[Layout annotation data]
--- Start ---

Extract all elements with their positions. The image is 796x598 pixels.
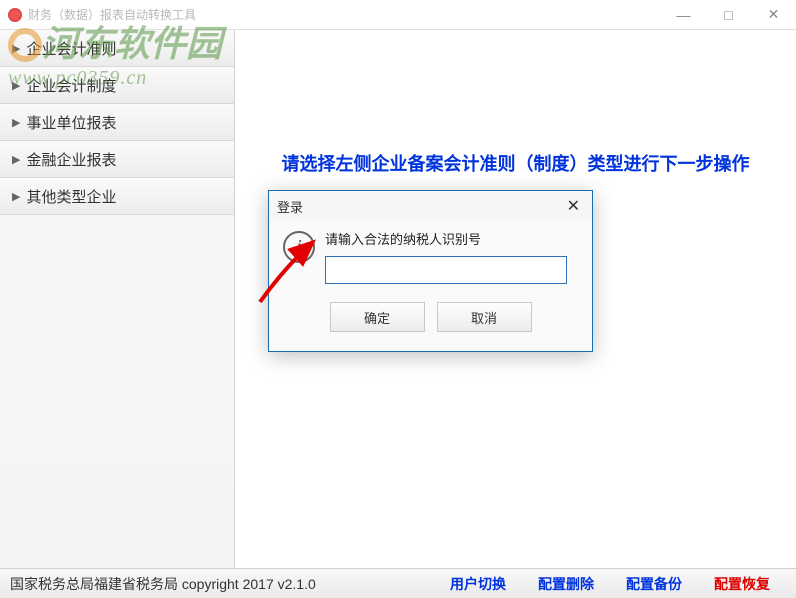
sidebar-item-other-enterprise[interactable]: ▶ 其他类型企业 — [0, 178, 234, 215]
config-delete-link[interactable]: 配置删除 — [538, 574, 594, 594]
switch-user-link[interactable]: 用户切换 — [450, 574, 506, 594]
cancel-button[interactable]: 取消 — [437, 302, 532, 332]
status-bar: 国家税务总局福建省税务局 copyright 2017 v2.1.0 用户切换 … — [0, 568, 796, 598]
app-icon — [8, 8, 22, 22]
chevron-right-icon: ▶ — [12, 42, 20, 55]
sidebar-item-label: 企业会计制度 — [26, 75, 116, 96]
dialog-message: 请输入合法的纳税人识别号 — [325, 229, 567, 248]
sidebar-item-enterprise-standards[interactable]: ▶ 企业会计准则 — [0, 30, 234, 67]
window-titlebar: 财务（数据）报表自动转换工具 — □ ✕ — [0, 0, 796, 30]
sidebar-item-institution-report[interactable]: ▶ 事业单位报表 — [0, 104, 234, 141]
chevron-right-icon: ▶ — [12, 116, 20, 129]
maximize-button[interactable]: □ — [706, 1, 751, 29]
sidebar-item-financial-report[interactable]: ▶ 金融企业报表 — [0, 141, 234, 178]
copyright-text: 国家税务总局福建省税务局 copyright 2017 v2.1.0 — [10, 574, 316, 594]
close-button[interactable]: ✕ — [751, 1, 796, 29]
dialog-close-button[interactable]: ✕ — [563, 196, 584, 216]
info-icon: i — [283, 231, 315, 263]
chevron-right-icon: ▶ — [12, 79, 20, 92]
sidebar-item-label: 其他类型企业 — [26, 186, 116, 207]
config-backup-link[interactable]: 配置备份 — [626, 574, 682, 594]
sidebar-item-label: 事业单位报表 — [26, 112, 116, 133]
ok-button[interactable]: 确定 — [330, 302, 425, 332]
chevron-right-icon: ▶ — [12, 153, 20, 166]
chevron-right-icon: ▶ — [12, 190, 20, 203]
window-title: 财务（数据）报表自动转换工具 — [28, 6, 196, 23]
sidebar-item-label: 金融企业报表 — [26, 149, 116, 170]
sidebar-item-label: 企业会计准则 — [26, 38, 116, 59]
minimize-button[interactable]: — — [661, 1, 706, 29]
sidebar-item-enterprise-system[interactable]: ▶ 企业会计制度 — [0, 67, 234, 104]
dialog-titlebar: 登录 ✕ — [269, 191, 592, 221]
sidebar: ▶ 企业会计准则 ▶ 企业会计制度 ▶ 事业单位报表 ▶ 金融企业报表 ▶ 其他… — [0, 30, 235, 568]
dialog-title-text: 登录 — [277, 197, 303, 216]
login-dialog: 登录 ✕ i 请输入合法的纳税人识别号 确定 取消 — [268, 190, 593, 352]
taxpayer-id-input[interactable] — [325, 256, 567, 284]
config-restore-link[interactable]: 配置恢复 — [714, 574, 770, 594]
main-hint-text: 请选择左侧企业备案会计准则（制度）类型进行下一步操作 — [282, 150, 750, 176]
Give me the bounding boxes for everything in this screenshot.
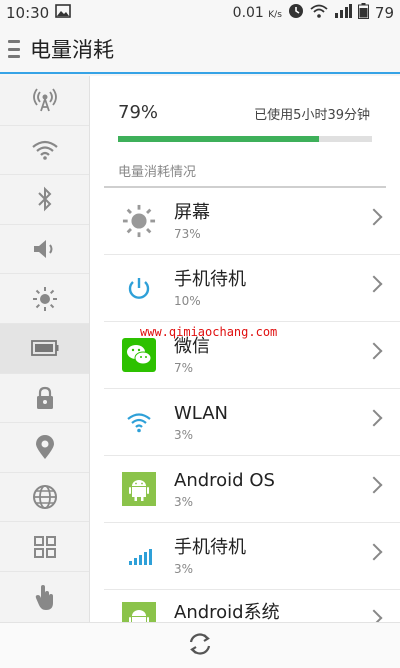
signal-status-icon [334, 4, 352, 22]
android-icon [122, 602, 156, 622]
power-icon [124, 273, 154, 303]
item-percent: 10% [174, 293, 201, 308]
item-percent: 7% [174, 360, 194, 375]
battery-progress-fill [118, 136, 319, 142]
battery-status-icon [357, 3, 369, 23]
list-item[interactable]: 屏幕 73% [104, 188, 400, 255]
battery-summary: 79% 已使用5小时39分钟 电量消耗情况 [90, 76, 400, 180]
bottom-bar [0, 622, 400, 668]
signal-icon [129, 549, 152, 565]
globe-icon [32, 485, 57, 510]
wechat-icon [122, 338, 156, 372]
section-title: 电量消耗情况 [118, 165, 197, 180]
sidebar-item-location[interactable] [0, 423, 89, 473]
brightness-icon [122, 204, 156, 238]
item-percent: 3% [174, 494, 194, 509]
consumption-list: 屏幕 73% 手机待机 10% 微信 7% WLAN 3% Android OS… [104, 188, 400, 622]
location-icon [35, 435, 54, 460]
main-panel: 79% 已使用5小时39分钟 电量消耗情况 屏幕 73% 手机待机 10% 微信 7% [90, 76, 400, 622]
sidebar-item-network[interactable] [0, 473, 89, 523]
status-bar: 10:30 0.01 K/s 79 [0, 0, 400, 26]
battery-progress [118, 136, 372, 142]
sidebar-item-apps[interactable] [0, 522, 89, 572]
image-icon [55, 4, 72, 22]
item-name: 手机待机 [174, 268, 246, 290]
list-item[interactable]: Android OS 3% [104, 456, 400, 523]
sidebar-item-brightness[interactable] [0, 274, 89, 324]
list-item[interactable]: 微信 7% [104, 322, 400, 389]
sidebar-item-hotspot[interactable] [0, 76, 89, 126]
refresh-icon[interactable] [187, 631, 213, 661]
battery-percent: 79 [374, 4, 394, 22]
battery-icon [30, 340, 58, 357]
android-icon [122, 472, 156, 506]
alarm-icon [288, 3, 304, 23]
wifi-status-icon [310, 4, 328, 22]
page-title: 电量消耗 [30, 38, 114, 62]
wifi-icon [31, 140, 58, 160]
item-name: 微信 [174, 335, 210, 357]
list-item[interactable]: Android系统 [104, 590, 400, 622]
item-percent: 3% [174, 427, 194, 442]
item-name: 屏幕 [174, 201, 210, 223]
apps-icon [33, 535, 56, 558]
brightness-icon [32, 286, 57, 311]
item-name: WLAN [174, 402, 229, 424]
sidebar-item-bluetooth[interactable] [0, 175, 89, 225]
list-item[interactable]: 手机待机 3% [104, 523, 400, 590]
item-percent: 73% [174, 226, 201, 241]
sidebar-item-gesture[interactable] [0, 572, 89, 622]
item-percent: 3% [174, 561, 194, 576]
touch-icon [35, 584, 53, 610]
usage-time: 已使用5小时39分钟 [254, 108, 370, 123]
bluetooth-icon [37, 187, 51, 212]
sidebar-item-wifi[interactable] [0, 126, 89, 176]
list-item[interactable]: 手机待机 10% [104, 255, 400, 322]
sidebar-item-sound[interactable] [0, 225, 89, 275]
title-bar: 电量消耗 [0, 26, 400, 74]
status-time: 10:30 [6, 4, 50, 22]
sound-icon [33, 240, 52, 259]
item-name: Android OS [174, 469, 275, 491]
sidebar-item-lock[interactable] [0, 374, 89, 424]
wifi-icon [127, 413, 151, 433]
sidebar [0, 76, 90, 622]
battery-level: 79% [118, 102, 159, 123]
list-item[interactable]: WLAN 3% [104, 389, 400, 456]
item-name: 手机待机 [174, 536, 246, 558]
menu-icon[interactable] [8, 40, 20, 58]
sidebar-item-battery[interactable] [0, 323, 89, 374]
net-speed: 0.01 K/s [232, 5, 282, 21]
hotspot-icon [32, 88, 57, 112]
lock-icon [36, 386, 53, 409]
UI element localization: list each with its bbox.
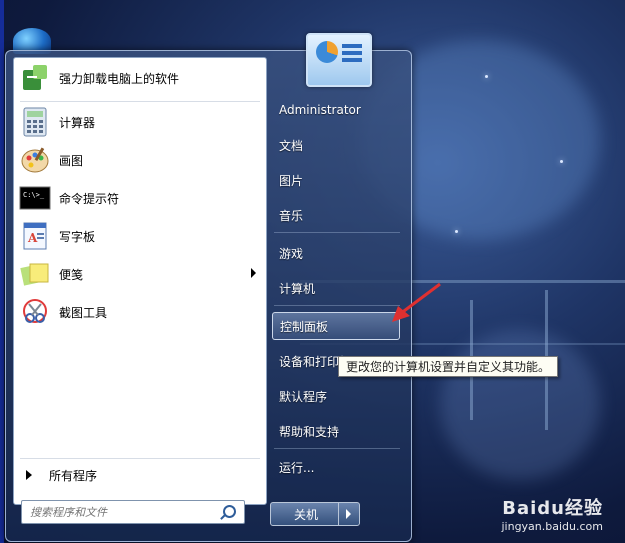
search-field[interactable] — [21, 500, 245, 524]
program-label: 写字板 — [59, 229, 96, 244]
divider — [20, 101, 260, 102]
shutdown-options-button[interactable] — [338, 502, 360, 526]
baidu-watermark: Baidu经验 jingyan.baidu.com — [501, 494, 603, 533]
program-item-wordpad[interactable]: A 写字板 — [14, 218, 266, 254]
triangle-right-icon — [26, 470, 32, 480]
control-panel-pie-icon — [316, 41, 338, 63]
watermark-url: jingyan.baidu.com — [501, 520, 603, 533]
right-item-run[interactable]: 运行... — [272, 453, 400, 481]
svg-text:A: A — [27, 231, 38, 245]
search-icon[interactable] — [223, 505, 236, 518]
control-panel-bars-icon — [342, 44, 362, 48]
right-item-control-panel[interactable]: 控制面板 — [272, 312, 400, 340]
divider — [274, 448, 400, 449]
background-glow — [440, 330, 600, 480]
divider — [20, 458, 260, 459]
right-item-documents[interactable]: 文档 — [272, 131, 400, 159]
program-label: 画图 — [59, 153, 84, 168]
watermark-brand: Baidu经验 — [502, 498, 603, 519]
right-item-label: 帮助和支持 — [279, 424, 340, 439]
snipping-tool-icon — [19, 296, 51, 328]
program-label: 命令提示符 — [59, 191, 120, 206]
program-item-snipping-tool[interactable]: 截图工具 — [14, 294, 266, 330]
paint-icon — [19, 144, 51, 176]
red-arrow-annotation — [392, 282, 441, 322]
calculator-icon — [19, 106, 51, 138]
programs-pane: 强力卸载电脑上的软件 计算器 画图 C:\>_ 命令提示符 A 写字板 便笺 截… — [13, 57, 267, 505]
right-item-label: 文档 — [279, 138, 304, 153]
control-panel-tooltip: 更改您的计算机设置并自定义其功能。 — [338, 356, 559, 377]
right-item-label: 计算机 — [279, 281, 316, 296]
program-label: 计算器 — [59, 115, 96, 130]
program-item-sticky-notes[interactable]: 便笺 — [14, 256, 266, 292]
right-item-default-programs[interactable]: 默认程序 — [272, 382, 400, 410]
right-item-help-support[interactable]: 帮助和支持 — [272, 417, 400, 445]
search-input[interactable] — [28, 504, 222, 520]
right-item-label: 控制面板 — [280, 319, 329, 334]
wordpad-icon: A — [19, 220, 51, 252]
right-item-pictures[interactable]: 图片 — [272, 166, 400, 194]
all-programs-label: 所有程序 — [49, 468, 98, 483]
right-item-label: 运行... — [279, 460, 315, 475]
user-picture[interactable] — [306, 33, 372, 87]
program-item-calculator[interactable]: 计算器 — [14, 104, 266, 140]
uninstall-icon — [19, 62, 51, 94]
background-star — [455, 230, 458, 233]
desktop-edge — [0, 0, 4, 543]
command-prompt-icon: C:\>_ — [19, 182, 51, 214]
program-label: 强力卸载电脑上的软件 — [59, 71, 180, 86]
sticky-notes-icon — [19, 258, 51, 290]
divider — [274, 305, 400, 306]
right-item-label: 音乐 — [279, 208, 304, 223]
program-label: 截图工具 — [59, 305, 108, 320]
program-item-paint[interactable]: 画图 — [14, 142, 266, 178]
right-item-games[interactable]: 游戏 — [272, 239, 400, 267]
shutdown-button[interactable]: 关机 — [270, 502, 342, 526]
right-item-label: Administrator — [279, 103, 361, 117]
background-star — [560, 160, 563, 163]
right-item-label: 图片 — [279, 173, 304, 188]
right-item-label: 默认程序 — [279, 389, 328, 404]
start-menu: 强力卸载电脑上的软件 计算器 画图 C:\>_ 命令提示符 A 写字板 便笺 截… — [5, 33, 412, 542]
program-item-cmd[interactable]: C:\>_ 命令提示符 — [14, 180, 266, 216]
right-item-music[interactable]: 音乐 — [272, 201, 400, 229]
program-item-uninstall[interactable]: 强力卸载电脑上的软件 — [14, 60, 266, 96]
divider — [274, 232, 400, 233]
right-item-administrator[interactable]: Administrator — [272, 96, 400, 124]
right-item-computer[interactable]: 计算机 — [272, 274, 400, 302]
background-star — [485, 75, 488, 78]
submenu-arrow-icon — [251, 268, 256, 278]
program-label: 便笺 — [59, 267, 84, 282]
right-item-label: 游戏 — [279, 246, 304, 261]
svg-text:C:\>_: C:\>_ — [23, 191, 45, 199]
all-programs-button[interactable]: 所有程序 — [14, 462, 266, 488]
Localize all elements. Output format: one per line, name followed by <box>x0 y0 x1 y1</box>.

--- End ---

* _Work to do_
Please rewrite the material from the line with "sidebar-item-other-enterprise[interactable]: ▶ 其他类型企业" to the line with "cancel-button[interactable]: 取消 —", changing "interactable" to "clickable" and keeping everything else the same.

* _Output of the task_
sidebar-item-other-enterprise[clickable]: ▶ 其他类型企业 — [0, 178, 234, 215]
config-delete-link[clickable]: 配置删除 — [538, 574, 594, 594]
switch-user-link[clickable]: 用户切换 — [450, 574, 506, 594]
cancel-button[clickable]: 取消 — [437, 302, 532, 332]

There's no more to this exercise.